» **Recorded information**:

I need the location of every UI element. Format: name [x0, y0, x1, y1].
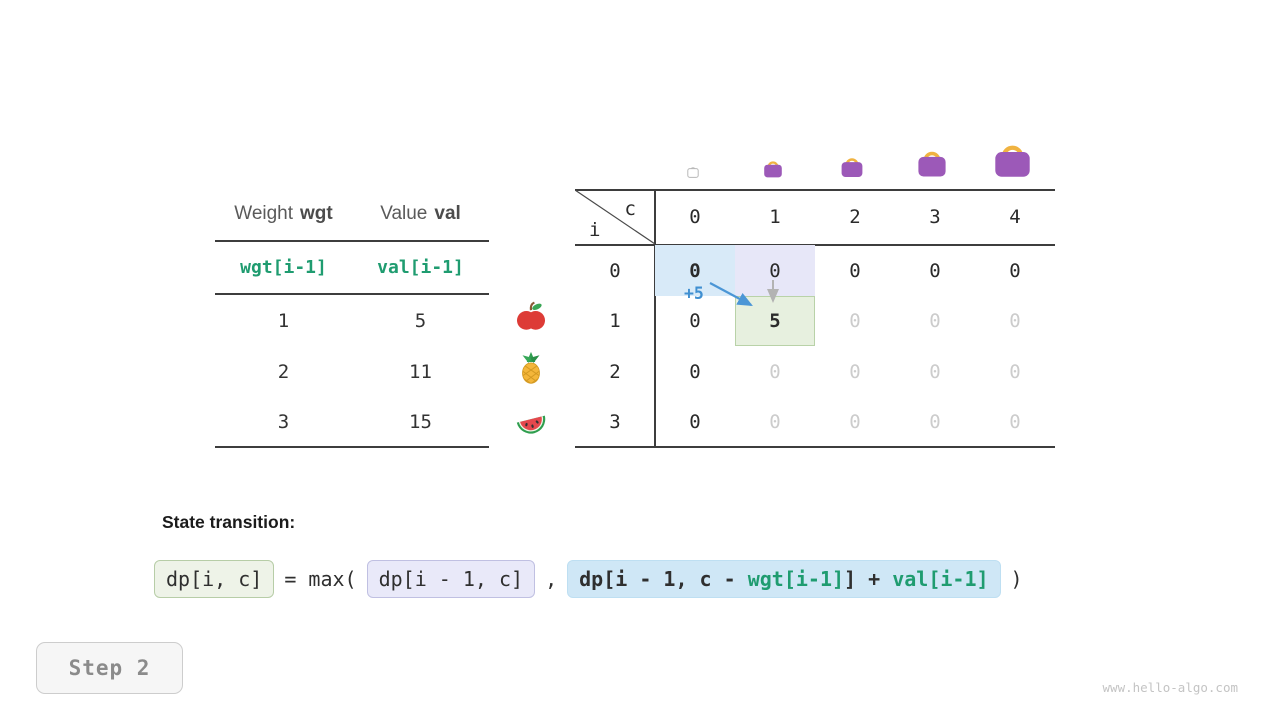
formula-separator: ,: [545, 567, 558, 591]
formula-arg1-box: dp[i - 1, c]: [366, 560, 536, 598]
items-table-formula-row: wgt[i-1] val[i-1]: [215, 243, 489, 291]
bag-empty-icon: [685, 163, 701, 179]
row-header-3: 3: [609, 411, 621, 433]
item-row-1: 1 5: [215, 296, 489, 346]
items-table-header: Weight wgt Value val: [215, 192, 489, 236]
dp-cell-1-0: 0: [689, 310, 701, 332]
val-label: val: [434, 203, 461, 224]
bag-xlarge-icon: [991, 137, 1034, 180]
plus5-annotation: +5: [684, 284, 704, 303]
dp-cell-2-2: 0: [849, 360, 861, 383]
wgt-label: wgt: [300, 203, 333, 224]
arg2-wgt: wgt[i-1]: [747, 567, 845, 591]
value-column-header: Value val: [352, 192, 489, 236]
dp-cell-2-3: 0: [929, 360, 941, 383]
wgt-formula-cell: wgt[i-1]: [240, 256, 327, 278]
col-axis-label: c: [624, 198, 636, 220]
bag-large-icon: [915, 145, 949, 179]
formula-operator: = max(: [284, 567, 357, 591]
state-transition-heading: State transition:: [162, 512, 296, 532]
dp-corner-cell: c i: [575, 190, 655, 244]
row-header-1: 1: [609, 310, 621, 332]
items-table-bottom-rule: [215, 446, 489, 448]
row-axis-label: i: [589, 219, 601, 241]
items-table-formula-rule: [215, 293, 489, 295]
row-header-2: 2: [609, 360, 621, 383]
dp-cell-0-2: 0: [849, 259, 861, 282]
col-header-0: 0: [689, 206, 701, 228]
dp-cell-0-3: 0: [929, 259, 941, 282]
arg2-prefix: dp[i - 1, c -: [579, 567, 748, 591]
bag-medium-icon: [839, 153, 865, 179]
dp-cell-0-4: 0: [1009, 259, 1021, 282]
item1-weight: 1: [277, 310, 290, 332]
col-header-3: 3: [929, 206, 941, 228]
col-header-4: 4: [1009, 206, 1021, 228]
item1-value: 5: [414, 310, 427, 332]
val-formula-cell: val[i-1]: [377, 256, 464, 278]
col-header-2: 2: [849, 206, 861, 228]
formula-arg2-box: dp[i - 1, c - wgt[i-1]] + val[i-1]: [567, 560, 1001, 598]
dp-table-vertical-rule: [654, 189, 656, 448]
value-label: Value: [380, 203, 428, 224]
apple-icon: [514, 300, 548, 334]
dp-cell-1-4: 0: [1009, 310, 1021, 332]
item2-weight: 2: [277, 361, 290, 383]
arg2-mid: ] +: [844, 567, 893, 591]
formula-closing-paren: ): [1010, 567, 1023, 591]
item-row-3: 3 15: [215, 397, 489, 447]
dp-cell-3-3: 0: [929, 411, 941, 433]
dp-table-top-rule: [575, 189, 1055, 191]
row-header-0: 0: [609, 259, 621, 282]
item-row-2: 2 11: [215, 347, 489, 397]
item2-value: 11: [409, 361, 432, 383]
dp-row-2: 2 0 0 0 0 0: [575, 346, 1055, 397]
dp-header-row: c i 0 1 2 3 4: [575, 190, 1055, 244]
dp-row-3: 3 0 0 0 0 0: [575, 397, 1055, 447]
dp-cell-3-1: 0: [769, 411, 781, 433]
dp-cell-3-2: 0: [849, 411, 861, 433]
dp-table-header-rule: [575, 244, 1055, 246]
dp-cell-1-3: 0: [929, 310, 941, 332]
transition-arrows: [709, 280, 779, 307]
dp-cell-2-0: 0: [689, 360, 701, 383]
dp-cell-0-0: 0: [655, 245, 735, 296]
arg2-val: val[i-1]: [892, 567, 989, 591]
item3-value: 15: [409, 411, 432, 433]
watermark: www.hello-algo.com: [1102, 680, 1238, 695]
weight-column-header: Weight wgt: [215, 192, 352, 236]
state-transition-formula: dp[i, c] = max( dp[i - 1, c] , dp[i - 1,…: [154, 560, 1023, 598]
blue-transition-arrow: [709, 282, 753, 307]
step-indicator: Step 2: [36, 642, 183, 694]
dp-cell-3-0: 0: [689, 411, 701, 433]
pineapple-icon: [514, 351, 548, 385]
dp-cell-0-1: 0: [735, 245, 815, 296]
formula-lhs-box: dp[i, c]: [154, 560, 275, 598]
item3-weight: 3: [277, 411, 290, 433]
dp-cell-2-4: 0: [1009, 360, 1021, 383]
dp-cell-1-2: 0: [849, 310, 861, 332]
corner-diagonal-line: [575, 190, 655, 244]
weight-label: Weight: [234, 203, 294, 224]
dp-cell-3-4: 0: [1009, 411, 1021, 433]
dp-cell-2-1: 0: [769, 360, 781, 383]
bag-small-icon: [762, 157, 784, 179]
dp-table-bottom-rule: [575, 446, 1055, 448]
items-table-header-rule: [215, 240, 489, 242]
col-header-1: 1: [769, 206, 781, 228]
dp-row-0: 0 0 0 0 0 0: [575, 245, 1055, 296]
watermelon-icon: [514, 403, 548, 437]
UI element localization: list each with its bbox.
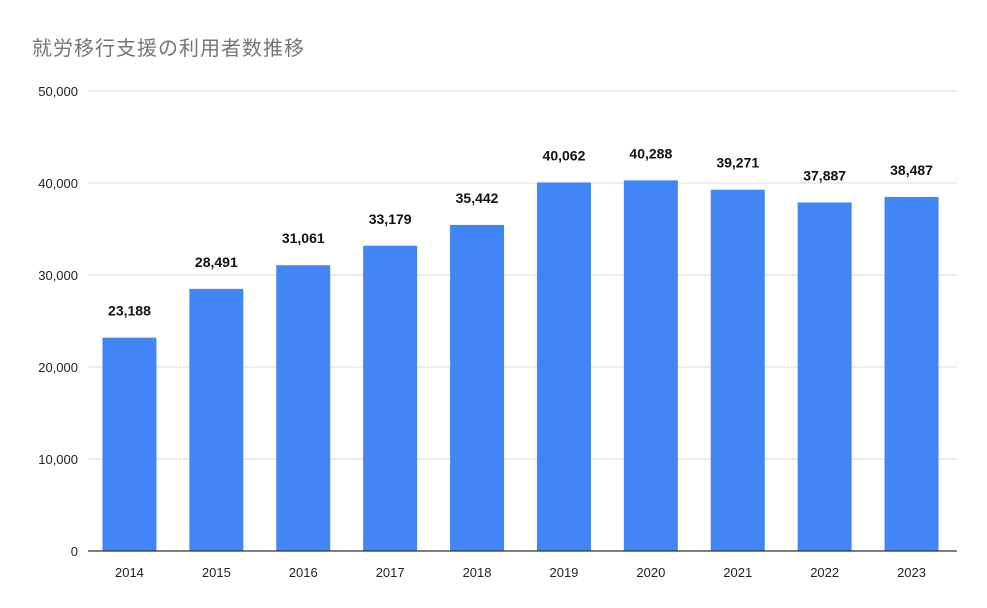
data-label: 40,062	[543, 147, 586, 163]
x-tick-label: 2014	[115, 565, 144, 580]
data-label: 40,288	[629, 145, 672, 161]
bar	[189, 288, 244, 551]
x-tick-label: 2016	[289, 565, 318, 580]
bar	[102, 337, 157, 551]
data-labels: 23,188 28,491 31,061 33,179 35,442 40,062 40,2…	[108, 145, 933, 318]
data-label: 28,491	[195, 254, 238, 270]
x-tick-label: 2018	[463, 565, 492, 580]
x-tick-label: 2019	[549, 565, 578, 580]
data-label: 33,179	[369, 211, 412, 227]
bar	[884, 196, 939, 551]
data-label: 39,271	[716, 155, 759, 171]
x-tick-label: 2022	[810, 565, 839, 580]
x-tick-label: 2023	[897, 565, 926, 580]
y-tick-label: 30,000	[38, 268, 78, 283]
y-tick-label: 20,000	[38, 360, 78, 375]
data-label: 23,188	[108, 303, 151, 319]
bar	[623, 180, 678, 551]
y-tick-label: 50,000	[38, 84, 78, 99]
bar	[363, 245, 418, 551]
y-tick-label: 10,000	[38, 452, 78, 467]
bars	[102, 180, 939, 552]
chart-title: 就労移行支援の利用者数推移	[32, 36, 305, 60]
bar	[276, 265, 331, 551]
data-label: 37,887	[803, 167, 846, 183]
axes: 0 10,000 20,000 30,000 40,000 50,000 2014 2015 2…	[38, 84, 957, 580]
y-tick-label: 0	[71, 544, 78, 559]
data-label: 38,487	[890, 162, 933, 178]
bar	[797, 202, 852, 551]
y-tick-label: 40,000	[38, 176, 78, 191]
bar	[450, 224, 505, 551]
data-label: 35,442	[456, 190, 499, 206]
x-tick-label: 2020	[636, 565, 665, 580]
x-tick-label: 2015	[202, 565, 231, 580]
bar	[536, 182, 591, 551]
bar	[710, 189, 765, 552]
x-tick-label: 2021	[723, 565, 752, 580]
data-label: 31,061	[282, 230, 325, 246]
x-tick-label: 2017	[376, 565, 405, 580]
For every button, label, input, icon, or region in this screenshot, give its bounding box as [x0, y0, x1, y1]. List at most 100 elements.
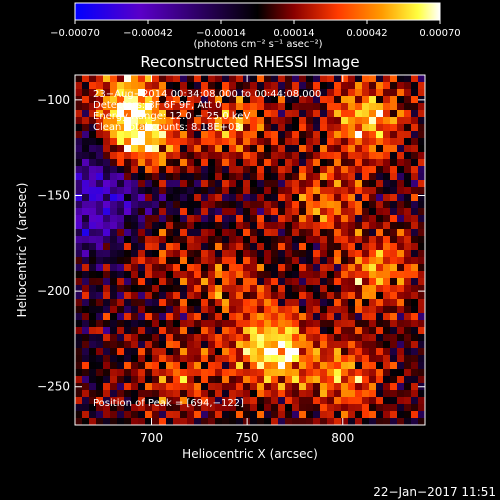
- heatmap-cell: [187, 75, 195, 83]
- heatmap-cell: [278, 320, 286, 328]
- heatmap-cell: [208, 194, 216, 202]
- heatmap-cell: [117, 89, 125, 97]
- heatmap-cell: [138, 194, 146, 202]
- heatmap-cell: [299, 299, 307, 307]
- heatmap-cell: [404, 180, 412, 188]
- heatmap-cell: [341, 250, 349, 258]
- heatmap-cell: [292, 89, 300, 97]
- heatmap-cell: [418, 320, 425, 328]
- heatmap-cell: [313, 397, 321, 405]
- heatmap-cell: [418, 243, 425, 251]
- heatmap-cell: [250, 369, 258, 377]
- heatmap-cell: [229, 152, 237, 160]
- heatmap-cell: [264, 390, 272, 398]
- heatmap-cell: [110, 201, 118, 209]
- heatmap-cell: [257, 75, 265, 83]
- heatmap-cell: [418, 138, 425, 146]
- heatmap-cell: [299, 145, 307, 153]
- heatmap-cell: [166, 362, 174, 370]
- heatmap-cell: [124, 299, 132, 307]
- heatmap-cell: [110, 369, 118, 377]
- heatmap-cell: [89, 89, 97, 97]
- heatmap-cell: [89, 404, 97, 412]
- heatmap-cell: [271, 138, 279, 146]
- heatmap-cell: [145, 229, 153, 237]
- heatmap-cell: [404, 278, 412, 286]
- heatmap-cell: [215, 89, 223, 97]
- heatmap-cell: [250, 264, 258, 272]
- heatmap-cell: [264, 411, 272, 419]
- heatmap-cell: [82, 383, 90, 391]
- heatmap-cell: [159, 369, 167, 377]
- heatmap-cell: [124, 187, 132, 195]
- heatmap-cell: [159, 250, 167, 258]
- heatmap-cell: [404, 250, 412, 258]
- heatmap-cell: [306, 264, 314, 272]
- heatmap-cell: [96, 404, 104, 412]
- heatmap-cell: [390, 341, 398, 349]
- heatmap-cell: [222, 341, 230, 349]
- heatmap-cell: [236, 355, 244, 363]
- heatmap-cell: [110, 313, 118, 321]
- heatmap-cell: [306, 271, 314, 279]
- heatmap-cell: [278, 292, 286, 300]
- heatmap-cell: [96, 243, 104, 251]
- heatmap-cell: [348, 243, 356, 251]
- heatmap-cell: [187, 236, 195, 244]
- heatmap-cell: [299, 180, 307, 188]
- heatmap-cell: [418, 292, 425, 300]
- heatmap-cell: [187, 306, 195, 314]
- heatmap-cell: [208, 292, 216, 300]
- heatmap-cell: [285, 327, 293, 335]
- heatmap-cell: [397, 257, 405, 265]
- heatmap-cell: [75, 369, 83, 377]
- heatmap-cell: [313, 334, 321, 342]
- heatmap-cell: [208, 243, 216, 251]
- heatmap-cell: [306, 152, 314, 160]
- heatmap-cell: [194, 369, 202, 377]
- heatmap-cell: [397, 411, 405, 419]
- heatmap-cell: [173, 390, 181, 398]
- heatmap-cell: [215, 348, 223, 356]
- heatmap-cell: [285, 152, 293, 160]
- heatmap-cell: [145, 138, 153, 146]
- heatmap-cell: [264, 376, 272, 384]
- heatmap-cell: [299, 75, 307, 83]
- heatmap-cell: [201, 313, 209, 321]
- heatmap-cell: [166, 313, 174, 321]
- heatmap-cell: [355, 194, 363, 202]
- heatmap-cell: [124, 222, 132, 230]
- heatmap-cell: [264, 89, 272, 97]
- heatmap-cell: [355, 145, 363, 153]
- heatmap-cell: [411, 103, 419, 111]
- heatmap-cell: [194, 82, 202, 90]
- heatmap-cell: [208, 138, 216, 146]
- heatmap-cell: [320, 418, 328, 425]
- heatmap-cell: [243, 341, 251, 349]
- heatmap-cell: [187, 341, 195, 349]
- heatmap-cell: [103, 362, 111, 370]
- heatmap-cell: [180, 369, 188, 377]
- heatmap-cell: [411, 369, 419, 377]
- heatmap-cell: [320, 250, 328, 258]
- heatmap-cell: [383, 145, 391, 153]
- heatmap-cell: [271, 194, 279, 202]
- heatmap-cell: [341, 82, 349, 90]
- heatmap-cell: [285, 103, 293, 111]
- heatmap-cell: [166, 194, 174, 202]
- heatmap-cell: [103, 320, 111, 328]
- heatmap-cell: [327, 411, 335, 419]
- heatmap-cell: [96, 124, 104, 132]
- heatmap-cell: [390, 313, 398, 321]
- heatmap-cell: [222, 313, 230, 321]
- heatmap-cell: [117, 257, 125, 265]
- heatmap-cell: [404, 236, 412, 244]
- heatmap-cell: [383, 208, 391, 216]
- heatmap-cell: [320, 145, 328, 153]
- heatmap-cell: [299, 320, 307, 328]
- heatmap-cell: [418, 278, 425, 286]
- heatmap-cell: [243, 215, 251, 223]
- heatmap-cell: [131, 208, 139, 216]
- heatmap-cell: [411, 313, 419, 321]
- heatmap-cell: [201, 236, 209, 244]
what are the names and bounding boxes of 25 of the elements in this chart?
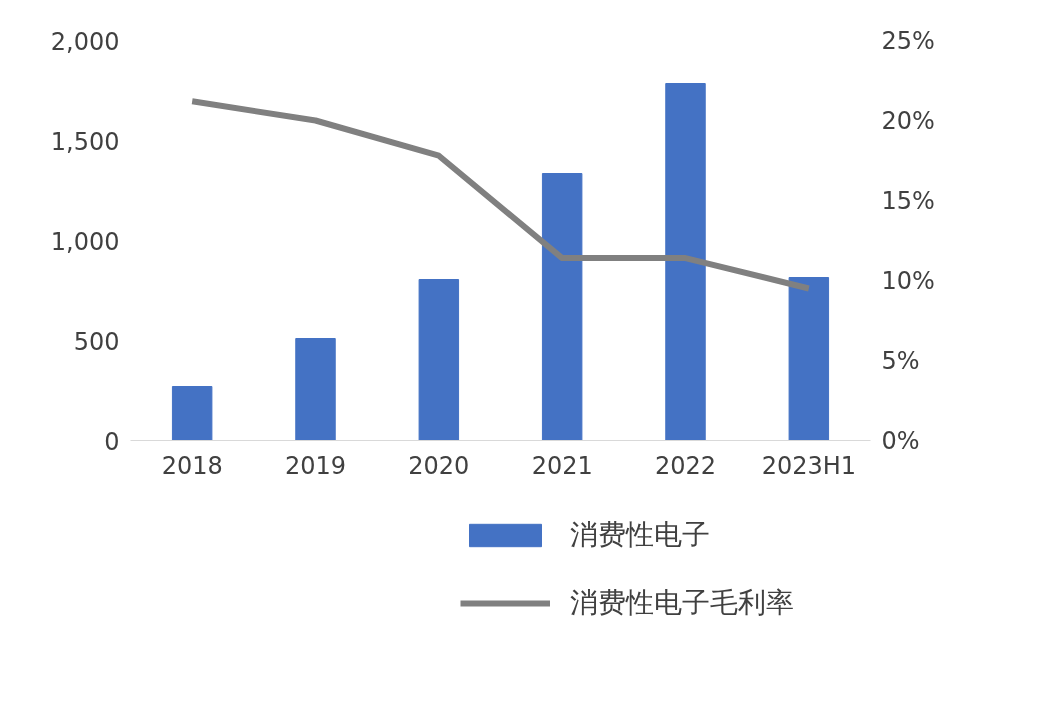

» **Written problem**: Convert the lines in the entries above, from the line with "formula-separator: ,: [545, 567, 558, 591]" up to and including the line with "formula-arg2-box: dp[i - 1, c", into a JSON list of strings with one string per line and no blank lines.

» **The completed task**:
[
  "formula-separator: ,: [545, 567, 558, 591]",
  "formula-arg1-box: dp[i - 1, c]: [366, 560, 536, 598]",
  "items-table-formula-row: wgt[i-1] val[i-1]: [215, 243, 489, 291]",
  "bag-empty-icon: [685, 163, 701, 179]",
  "row-header-3: 3: [609, 411, 621, 433]",
  "item-row-1: 1 5: [215, 296, 489, 346]",
  "items-table-header: Weight wgt Value val: [215, 192, 489, 236]",
  "dp-cell-1-0: 0: [689, 310, 701, 332]",
  "val-label: val: [434, 203, 461, 224]",
  "bag-xlarge-icon: [991, 137, 1034, 180]",
  "plus5-annotation: +5: [684, 284, 704, 303]",
  "dp-cell-2-2: 0: [849, 360, 861, 383]",
  "wgt-label: wgt: [300, 203, 333, 224]",
  "arg2-wgt: wgt[i-1]: [747, 567, 845, 591]",
  "value-column-header: Value val: [352, 192, 489, 236]",
  "dp-cell-2-3: 0: [929, 360, 941, 383]",
  "wgt-formula-cell: wgt[i-1]: [240, 256, 327, 278]",
  "col-axis-label: c: [624, 198, 636, 220]",
  "bag-large-icon: [915, 145, 949, 179]",
  "formula-operator: = max(: [284, 567, 357, 591]",
  "state-transition-heading: State transition:: [162, 512, 296, 532]",
  "dp-corner-cell: c i: [575, 190, 655, 244]",
  "row-header-1: 1: [609, 310, 621, 332]",
  "items-table-bottom-rule: [215, 446, 489, 448]",
  "row-axis-label: i: [589, 219, 601, 241]",
  "items-table-formula-rule: [215, 293, 489, 295]",
  "row-header-2: 2: [609, 360, 621, 383]",
  "dp-cell-0-2: 0: [849, 259, 861, 282]",
  "col-header-0: 0: [689, 206, 701, 228]",
  "dp-cell-0-3: 0: [929, 259, 941, 282]",
  "arg2-prefix: dp[i - 1, c -: [579, 567, 748, 591]",
  "bag-medium-icon: [839, 153, 865, 179]",
  "dp-cell-0-4: 0: [1009, 259, 1021, 282]",
  "item1-weight: 1: [277, 310, 290, 332]",
  "col-header-3: 3: [929, 206, 941, 228]",
  "col-header-4: 4: [1009, 206, 1021, 228]",
  "item1-value: 5: [414, 310, 427, 332]",
  "val-formula-cell: val[i-1]: [377, 256, 464, 278]",
  "col-header-2: 2: [849, 206, 861, 228]",
  "formula-arg2-box: dp[i - 1, c - wgt[i-1]] + val[i-1]: [567, 560, 1001, 598]"
]